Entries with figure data
"""

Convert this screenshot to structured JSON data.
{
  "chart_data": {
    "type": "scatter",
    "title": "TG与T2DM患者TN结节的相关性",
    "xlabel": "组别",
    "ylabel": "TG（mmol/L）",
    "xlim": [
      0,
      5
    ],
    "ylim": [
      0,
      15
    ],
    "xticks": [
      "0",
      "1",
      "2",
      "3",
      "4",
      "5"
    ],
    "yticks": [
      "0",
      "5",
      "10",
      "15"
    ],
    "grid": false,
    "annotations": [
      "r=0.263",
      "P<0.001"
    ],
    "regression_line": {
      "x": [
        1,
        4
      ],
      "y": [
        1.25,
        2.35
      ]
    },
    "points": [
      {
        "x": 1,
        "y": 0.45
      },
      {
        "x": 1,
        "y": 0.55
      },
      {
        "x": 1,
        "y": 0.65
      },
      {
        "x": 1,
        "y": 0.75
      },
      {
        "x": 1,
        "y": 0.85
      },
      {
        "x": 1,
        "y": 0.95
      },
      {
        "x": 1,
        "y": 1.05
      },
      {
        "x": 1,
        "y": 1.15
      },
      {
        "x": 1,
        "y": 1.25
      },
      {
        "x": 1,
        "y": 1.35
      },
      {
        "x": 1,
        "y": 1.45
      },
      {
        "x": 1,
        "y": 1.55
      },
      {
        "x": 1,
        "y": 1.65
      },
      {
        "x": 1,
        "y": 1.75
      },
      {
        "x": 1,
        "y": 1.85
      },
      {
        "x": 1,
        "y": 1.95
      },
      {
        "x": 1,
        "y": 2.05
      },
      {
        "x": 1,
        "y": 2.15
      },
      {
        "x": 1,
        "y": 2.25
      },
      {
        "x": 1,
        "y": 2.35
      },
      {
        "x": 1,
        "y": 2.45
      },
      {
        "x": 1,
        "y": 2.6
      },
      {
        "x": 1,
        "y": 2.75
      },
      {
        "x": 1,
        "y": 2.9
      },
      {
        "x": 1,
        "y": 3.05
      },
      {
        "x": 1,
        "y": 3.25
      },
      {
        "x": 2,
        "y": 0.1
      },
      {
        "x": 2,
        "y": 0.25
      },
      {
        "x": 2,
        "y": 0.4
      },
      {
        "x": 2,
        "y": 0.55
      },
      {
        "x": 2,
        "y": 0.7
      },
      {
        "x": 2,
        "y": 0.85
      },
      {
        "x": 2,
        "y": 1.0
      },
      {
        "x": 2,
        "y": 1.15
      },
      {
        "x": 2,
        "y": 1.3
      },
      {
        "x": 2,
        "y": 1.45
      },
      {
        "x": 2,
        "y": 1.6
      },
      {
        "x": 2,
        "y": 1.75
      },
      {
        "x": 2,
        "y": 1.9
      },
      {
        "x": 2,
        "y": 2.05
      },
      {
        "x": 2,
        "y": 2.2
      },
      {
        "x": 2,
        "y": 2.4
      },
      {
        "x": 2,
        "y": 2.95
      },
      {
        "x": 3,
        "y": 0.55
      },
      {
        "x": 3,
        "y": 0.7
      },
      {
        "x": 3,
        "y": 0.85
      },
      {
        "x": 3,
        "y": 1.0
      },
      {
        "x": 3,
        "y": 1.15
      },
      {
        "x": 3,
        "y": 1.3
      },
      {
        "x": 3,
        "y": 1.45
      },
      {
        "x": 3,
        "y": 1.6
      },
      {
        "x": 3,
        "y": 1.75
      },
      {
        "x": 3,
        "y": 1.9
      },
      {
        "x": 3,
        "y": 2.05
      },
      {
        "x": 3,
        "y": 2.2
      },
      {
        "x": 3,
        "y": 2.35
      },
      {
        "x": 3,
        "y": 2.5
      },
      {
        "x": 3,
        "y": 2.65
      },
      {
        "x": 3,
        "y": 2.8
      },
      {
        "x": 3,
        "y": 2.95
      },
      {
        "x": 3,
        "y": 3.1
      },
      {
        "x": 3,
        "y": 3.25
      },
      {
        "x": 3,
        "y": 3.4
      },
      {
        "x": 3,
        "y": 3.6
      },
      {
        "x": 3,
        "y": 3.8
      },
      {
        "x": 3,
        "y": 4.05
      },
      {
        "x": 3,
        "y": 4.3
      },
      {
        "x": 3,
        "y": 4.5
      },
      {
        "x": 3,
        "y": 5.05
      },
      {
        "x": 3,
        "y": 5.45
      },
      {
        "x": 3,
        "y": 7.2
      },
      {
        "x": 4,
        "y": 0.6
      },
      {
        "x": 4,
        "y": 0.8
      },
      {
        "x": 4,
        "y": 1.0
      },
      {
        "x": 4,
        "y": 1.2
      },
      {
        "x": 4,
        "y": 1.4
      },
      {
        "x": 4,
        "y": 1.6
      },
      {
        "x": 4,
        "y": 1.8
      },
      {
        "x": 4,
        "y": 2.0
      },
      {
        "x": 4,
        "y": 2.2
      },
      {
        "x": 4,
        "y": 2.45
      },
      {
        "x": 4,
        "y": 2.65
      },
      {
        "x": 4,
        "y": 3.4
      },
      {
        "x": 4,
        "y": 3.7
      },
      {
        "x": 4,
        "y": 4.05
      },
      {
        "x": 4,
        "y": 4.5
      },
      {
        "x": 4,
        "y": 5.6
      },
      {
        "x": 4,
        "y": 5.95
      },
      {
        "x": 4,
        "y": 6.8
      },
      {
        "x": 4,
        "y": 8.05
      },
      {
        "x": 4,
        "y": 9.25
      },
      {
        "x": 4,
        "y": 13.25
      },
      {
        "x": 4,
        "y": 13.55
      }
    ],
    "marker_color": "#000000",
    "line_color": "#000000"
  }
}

"""

#### Stated exercise:
Copy out all of the records shown above exactly.

#### Answer for this exercise:
Convert this screenshot to structured JSON data.
{
  "chart_data": {
    "type": "scatter",
    "title": "TG与T2DM患者TN结节的相关性",
    "xlabel": "组别",
    "ylabel": "TG（mmol/L）",
    "xlim": [
      0,
      5
    ],
    "ylim": [
      0,
      15
    ],
    "xticks": [
      "0",
      "1",
      "2",
      "3",
      "4",
      "5"
    ],
    "yticks": [
      "0",
      "5",
      "10",
      "15"
    ],
    "grid": false,
    "annotations": [
      "r=0.263",
      "P<0.001"
    ],
    "regression_line": {
      "x": [
        1,
        4
      ],
      "y": [
        1.25,
        2.35
      ]
    },
    "points": [
      {
        "x": 1,
        "y": 0.45
      },
      {
        "x": 1,
        "y": 0.55
      },
      {
        "x": 1,
        "y": 0.65
      },
      {
        "x": 1,
        "y": 0.75
      },
      {
        "x": 1,
        "y": 0.85
      },
      {
        "x": 1,
        "y": 0.95
      },
      {
        "x": 1,
        "y": 1.05
      },
      {
        "x": 1,
        "y": 1.15
      },
      {
        "x": 1,
        "y": 1.25
      },
      {
        "x": 1,
        "y": 1.35
      },
      {
        "x": 1,
        "y": 1.45
      },
      {
        "x": 1,
        "y": 1.55
      },
      {
        "x": 1,
        "y": 1.65
      },
      {
        "x": 1,
        "y": 1.75
      },
      {
        "x": 1,
        "y": 1.85
      },
      {
        "x": 1,
        "y": 1.95
      },
      {
        "x": 1,
        "y": 2.05
      },
      {
        "x": 1,
        "y": 2.15
      },
      {
        "x": 1,
        "y": 2.25
      },
      {
        "x": 1,
        "y": 2.35
      },
      {
        "x": 1,
        "y": 2.45
      },
      {
        "x": 1,
        "y": 2.6
      },
      {
        "x": 1,
        "y": 2.75
      },
      {
        "x": 1,
        "y": 2.9
      },
      {
        "x": 1,
        "y": 3.05
      },
      {
        "x": 1,
        "y": 3.25
      },
      {
        "x": 2,
        "y": 0.1
      },
      {
        "x": 2,
        "y": 0.25
      },
      {
        "x": 2,
        "y": 0.4
      },
      {
        "x": 2,
        "y": 0.55
      },
      {
        "x": 2,
        "y": 0.7
      },
      {
        "x": 2,
        "y": 0.85
      },
      {
        "x": 2,
        "y": 1.0
      },
      {
        "x": 2,
        "y": 1.15
      },
      {
        "x": 2,
        "y": 1.3
      },
      {
        "x": 2,
        "y": 1.45
      },
      {
        "x": 2,
        "y": 1.6
      },
      {
        "x": 2,
        "y": 1.75
      },
      {
        "x": 2,
        "y": 1.9
      },
      {
        "x": 2,
        "y": 2.05
      },
      {
        "x": 2,
        "y": 2.2
      },
      {
        "x": 2,
        "y": 2.4
      },
      {
        "x": 2,
        "y": 2.95
      },
      {
        "x": 3,
        "y": 0.55
      },
      {
        "x": 3,
        "y": 0.7
      },
      {
        "x": 3,
        "y": 0.85
      },
      {
        "x": 3,
        "y": 1.0
      },
      {
        "x": 3,
        "y": 1.15
      },
      {
        "x": 3,
        "y": 1.3
      },
      {
        "x": 3,
        "y": 1.45
      },
      {
        "x": 3,
        "y": 1.6
      },
      {
        "x": 3,
        "y": 1.75
      },
      {
        "x": 3,
        "y": 1.9
      },
      {
        "x": 3,
        "y": 2.05
      },
      {
        "x": 3,
        "y": 2.2
      },
      {
        "x": 3,
        "y": 2.35
      },
      {
        "x": 3,
        "y": 2.5
      },
      {
        "x": 3,
        "y": 2.65
      },
      {
        "x": 3,
        "y": 2.8
      },
      {
        "x": 3,
        "y": 2.95
      },
      {
        "x": 3,
        "y": 3.1
      },
      {
        "x": 3,
        "y": 3.25
      },
      {
        "x": 3,
        "y": 3.4
      },
      {
        "x": 3,
        "y": 3.6
      },
      {
        "x": 3,
        "y": 3.8
      },
      {
        "x": 3,
        "y": 4.05
      },
      {
        "x": 3,
        "y": 4.3
      },
      {
        "x": 3,
        "y": 4.5
      },
      {
        "x": 3,
        "y": 5.05
      },
      {
        "x": 3,
        "y": 5.45
      },
      {
        "x": 3,
        "y": 7.2
      },
      {
        "x": 4,
        "y": 0.6
      },
      {
        "x": 4,
        "y": 0.8
      },
      {
        "x": 4,
        "y": 1.0
      },
      {
        "x": 4,
        "y": 1.2
      },
      {
        "x": 4,
        "y": 1.4
      },
      {
        "x": 4,
        "y": 1.6
      },
      {
        "x": 4,
        "y": 1.8
      },
      {
        "x": 4,
        "y": 2.0
      },
      {
        "x": 4,
        "y": 2.2
      },
      {
        "x": 4,
        "y": 2.45
      },
      {
        "x": 4,
        "y": 2.65
      },
      {
        "x": 4,
        "y": 3.4
      },
      {
        "x": 4,
        "y": 3.7
      },
      {
        "x": 4,
        "y": 4.05
      },
      {
        "x": 4,
        "y": 4.5
      },
      {
        "x": 4,
        "y": 5.6
      },
      {
        "x": 4,
        "y": 5.95
      },
      {
        "x": 4,
        "y": 6.8
      },
      {
        "x": 4,
        "y": 8.05
      },
      {
        "x": 4,
        "y": 9.25
      },
      {
        "x": 4,
        "y": 13.25
      },
      {
        "x": 4,
        "y": 13.55
      }
    ],
    "marker_color": "#000000",
    "line_color": "#000000"
  }
}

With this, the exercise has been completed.